# Stated task
How many lines in the records below contain the word "JSON"? Give only the number.

------------------------------------------------------------------------

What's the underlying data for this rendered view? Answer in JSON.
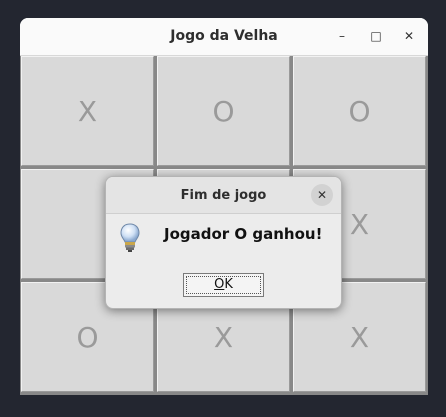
{
  "window": {
    "title": "Jogo da Velha",
    "controls": {
      "minimize": "–",
      "maximize": "□",
      "close": "✕"
    }
  },
  "board": {
    "cells": [
      "X",
      "O",
      "O",
      "",
      "",
      "X",
      "O",
      "X",
      "X"
    ]
  },
  "dialog": {
    "title": "Fim de jogo",
    "close": "✕",
    "message": "Jogador O ganhou!",
    "ok_mnemonic": "O",
    "ok_rest": "K",
    "icon": "lightbulb-icon"
  }
}
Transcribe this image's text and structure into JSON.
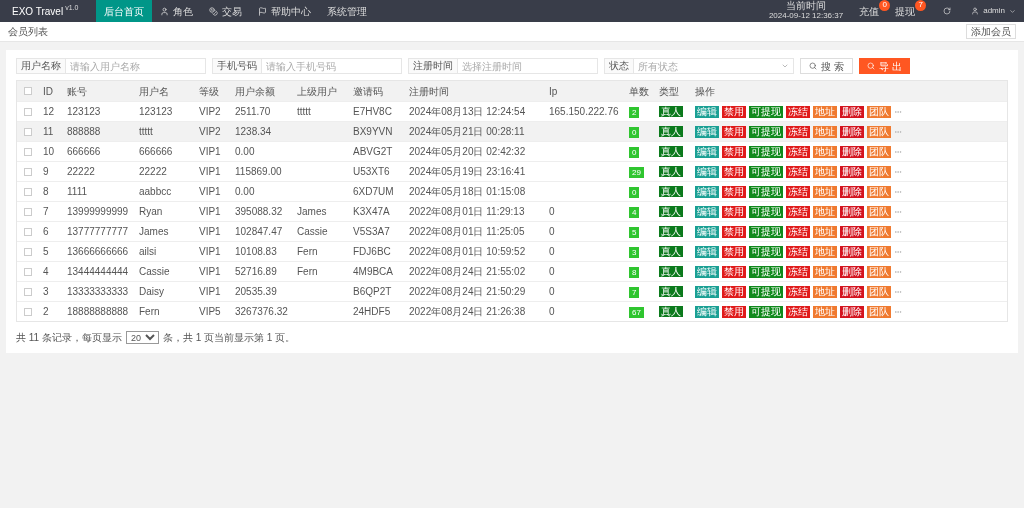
{
  "header": {
    "logo": "EXO Travel",
    "version": "v1.0",
    "nav": [
      {
        "label": "后台首页",
        "selected": true
      },
      {
        "label": "角色",
        "selected": false
      },
      {
        "label": "交易",
        "selected": false
      },
      {
        "label": "帮助中心",
        "selected": false
      },
      {
        "label": "系统管理",
        "selected": false
      }
    ],
    "clock_label": "当前时间",
    "clock": "2024-09-12 12:36:37",
    "alerts": [
      {
        "label": "充值",
        "count": "0"
      },
      {
        "label": "提现",
        "count": "7"
      }
    ],
    "user": "admin"
  },
  "breadcrumb": "会员列表",
  "add_button": "添加会员",
  "filters": [
    {
      "kind": "text",
      "label": "用户名称",
      "placeholder": "请输入用户名称"
    },
    {
      "kind": "text",
      "label": "手机号码",
      "placeholder": "请输入手机号码"
    },
    {
      "kind": "text",
      "label": "注册时间",
      "placeholder": "选择注册时间"
    },
    {
      "kind": "select",
      "label": "状态",
      "placeholder": "所有状态"
    }
  ],
  "search_button": "搜 索",
  "export_button": "导 出",
  "table": {
    "all_checked": false,
    "columns": [
      "ID",
      "账号",
      "用户名",
      "等级",
      "用户余额",
      "上级用户",
      "邀请码",
      "注册时间",
      "Ip",
      "单数",
      "类型",
      "操作"
    ],
    "rows": [
      {
        "selected": false,
        "checked": false,
        "cells": [
          "12",
          "123123",
          "123123",
          "VIP2",
          "2511.70",
          "ttttt",
          "E7HV8C",
          "2024年08月13日 12:24:54",
          "165.150.222.76"
        ],
        "count": "2",
        "type": "真人",
        "actions": [
          {
            "label": "编辑",
            "color": "#1aa094"
          },
          {
            "label": "禁用",
            "color": "#e01b1b"
          },
          {
            "label": "可提现",
            "color": "#108a1c"
          },
          {
            "label": "冻结",
            "color": "#e01b1b"
          },
          {
            "label": "地址",
            "color": "#f07a30"
          },
          {
            "label": "删除",
            "color": "#d4141f"
          },
          {
            "label": "团队",
            "color": "#f07a30"
          }
        ]
      },
      {
        "selected": true,
        "checked": false,
        "cells": [
          "11",
          "888888",
          "ttttt",
          "VIP2",
          "1238.34",
          "",
          "BX9YVN",
          "2024年05月21日 00:28:11",
          ""
        ],
        "count": "0",
        "type": "真人",
        "actions": [
          {
            "label": "编辑",
            "color": "#1aa094"
          },
          {
            "label": "禁用",
            "color": "#e01b1b"
          },
          {
            "label": "可提现",
            "color": "#108a1c"
          },
          {
            "label": "冻结",
            "color": "#e01b1b"
          },
          {
            "label": "地址",
            "color": "#f07a30"
          },
          {
            "label": "删除",
            "color": "#d4141f"
          },
          {
            "label": "团队",
            "color": "#f07a30"
          }
        ]
      },
      {
        "selected": false,
        "checked": false,
        "cells": [
          "10",
          "666666",
          "666666",
          "VIP1",
          "0.00",
          "",
          "ABVG2T",
          "2024年05月20日 02:42:32",
          ""
        ],
        "count": "0",
        "type": "真人",
        "actions": [
          {
            "label": "编辑",
            "color": "#1aa094"
          },
          {
            "label": "禁用",
            "color": "#e01b1b"
          },
          {
            "label": "可提现",
            "color": "#108a1c"
          },
          {
            "label": "冻结",
            "color": "#e01b1b"
          },
          {
            "label": "地址",
            "color": "#f07a30"
          },
          {
            "label": "删除",
            "color": "#d4141f"
          },
          {
            "label": "团队",
            "color": "#f07a30"
          }
        ]
      },
      {
        "selected": false,
        "checked": false,
        "cells": [
          "9",
          "22222",
          "22222",
          "VIP1",
          "115869.00",
          "",
          "U53XT6",
          "2024年05月19日 23:16:41",
          ""
        ],
        "count": "29",
        "type": "真人",
        "actions": [
          {
            "label": "编辑",
            "color": "#1aa094"
          },
          {
            "label": "禁用",
            "color": "#e01b1b"
          },
          {
            "label": "可提现",
            "color": "#108a1c"
          },
          {
            "label": "冻结",
            "color": "#e01b1b"
          },
          {
            "label": "地址",
            "color": "#f07a30"
          },
          {
            "label": "删除",
            "color": "#d4141f"
          },
          {
            "label": "团队",
            "color": "#f07a30"
          }
        ]
      },
      {
        "selected": false,
        "checked": false,
        "cells": [
          "8",
          "1111",
          "aabbcc",
          "VIP1",
          "0.00",
          "",
          "6XD7UM",
          "2024年05月18日 01:15:08",
          ""
        ],
        "count": "0",
        "type": "真人",
        "actions": [
          {
            "label": "编辑",
            "color": "#1aa094"
          },
          {
            "label": "禁用",
            "color": "#e01b1b"
          },
          {
            "label": "可提现",
            "color": "#108a1c"
          },
          {
            "label": "冻结",
            "color": "#e01b1b"
          },
          {
            "label": "地址",
            "color": "#f07a30"
          },
          {
            "label": "删除",
            "color": "#d4141f"
          },
          {
            "label": "团队",
            "color": "#f07a30"
          }
        ]
      },
      {
        "selected": false,
        "checked": false,
        "cells": [
          "7",
          "13999999999",
          "Ryan",
          "VIP1",
          "395088.32",
          "James",
          "K3X47A",
          "2022年08月01日 11:29:13",
          "0"
        ],
        "count": "4",
        "type": "真人",
        "actions": [
          {
            "label": "编辑",
            "color": "#1aa094"
          },
          {
            "label": "禁用",
            "color": "#e01b1b"
          },
          {
            "label": "可提现",
            "color": "#108a1c"
          },
          {
            "label": "冻结",
            "color": "#e01b1b"
          },
          {
            "label": "地址",
            "color": "#f07a30"
          },
          {
            "label": "删除",
            "color": "#d4141f"
          },
          {
            "label": "团队",
            "color": "#f07a30"
          }
        ]
      },
      {
        "selected": false,
        "checked": false,
        "cells": [
          "6",
          "13777777777",
          "James",
          "VIP1",
          "102847.47",
          "Cassie",
          "V5S3A7",
          "2022年08月01日 11:25:05",
          "0"
        ],
        "count": "5",
        "type": "真人",
        "actions": [
          {
            "label": "编辑",
            "color": "#1aa094"
          },
          {
            "label": "禁用",
            "color": "#e01b1b"
          },
          {
            "label": "可提现",
            "color": "#108a1c"
          },
          {
            "label": "冻结",
            "color": "#e01b1b"
          },
          {
            "label": "地址",
            "color": "#f07a30"
          },
          {
            "label": "删除",
            "color": "#d4141f"
          },
          {
            "label": "团队",
            "color": "#f07a30"
          }
        ]
      },
      {
        "selected": false,
        "checked": false,
        "cells": [
          "5",
          "13666666666",
          "ailsi",
          "VIP1",
          "10108.83",
          "Fern",
          "FDJ6BC",
          "2022年08月01日 10:59:52",
          "0"
        ],
        "count": "3",
        "type": "真人",
        "actions": [
          {
            "label": "编辑",
            "color": "#1aa094"
          },
          {
            "label": "禁用",
            "color": "#e01b1b"
          },
          {
            "label": "可提现",
            "color": "#108a1c"
          },
          {
            "label": "冻结",
            "color": "#e01b1b"
          },
          {
            "label": "地址",
            "color": "#f07a30"
          },
          {
            "label": "删除",
            "color": "#d4141f"
          },
          {
            "label": "团队",
            "color": "#f07a30"
          }
        ]
      },
      {
        "selected": false,
        "checked": false,
        "cells": [
          "4",
          "13444444444",
          "Cassie",
          "VIP1",
          "52716.89",
          "Fern",
          "4M9BCA",
          "2022年08月24日 21:55:02",
          "0"
        ],
        "count": "8",
        "type": "真人",
        "actions": [
          {
            "label": "编辑",
            "color": "#1aa094"
          },
          {
            "label": "禁用",
            "color": "#e01b1b"
          },
          {
            "label": "可提现",
            "color": "#108a1c"
          },
          {
            "label": "冻结",
            "color": "#e01b1b"
          },
          {
            "label": "地址",
            "color": "#f07a30"
          },
          {
            "label": "删除",
            "color": "#d4141f"
          },
          {
            "label": "团队",
            "color": "#f07a30"
          }
        ]
      },
      {
        "selected": false,
        "checked": false,
        "cells": [
          "3",
          "13333333333",
          "Daisy",
          "VIP1",
          "20535.39",
          "",
          "B6QP2T",
          "2022年08月24日 21:50:29",
          "0"
        ],
        "count": "7",
        "type": "真人",
        "actions": [
          {
            "label": "编辑",
            "color": "#1aa094"
          },
          {
            "label": "禁用",
            "color": "#e01b1b"
          },
          {
            "label": "可提现",
            "color": "#108a1c"
          },
          {
            "label": "冻结",
            "color": "#e01b1b"
          },
          {
            "label": "地址",
            "color": "#f07a30"
          },
          {
            "label": "删除",
            "color": "#d4141f"
          },
          {
            "label": "团队",
            "color": "#f07a30"
          }
        ]
      },
      {
        "selected": false,
        "checked": false,
        "cells": [
          "2",
          "18888888888",
          "Fern",
          "VIP5",
          "3267376.32",
          "",
          "24HDF5",
          "2022年08月24日 21:26:38",
          "0"
        ],
        "count": "67",
        "type": "真人",
        "actions": [
          {
            "label": "编辑",
            "color": "#1aa094"
          },
          {
            "label": "禁用",
            "color": "#e01b1b"
          },
          {
            "label": "可提现",
            "color": "#108a1c"
          },
          {
            "label": "冻结",
            "color": "#e01b1b"
          },
          {
            "label": "地址",
            "color": "#f07a30"
          },
          {
            "label": "删除",
            "color": "#d4141f"
          },
          {
            "label": "团队",
            "color": "#f07a30"
          }
        ]
      }
    ]
  },
  "pagination": {
    "before": "共 11 条记录，每页显示",
    "per_page": "20",
    "after": "条，共 1 页当前显示第 1 页。"
  }
}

------------------------------------------------------------------------

# Complete output
2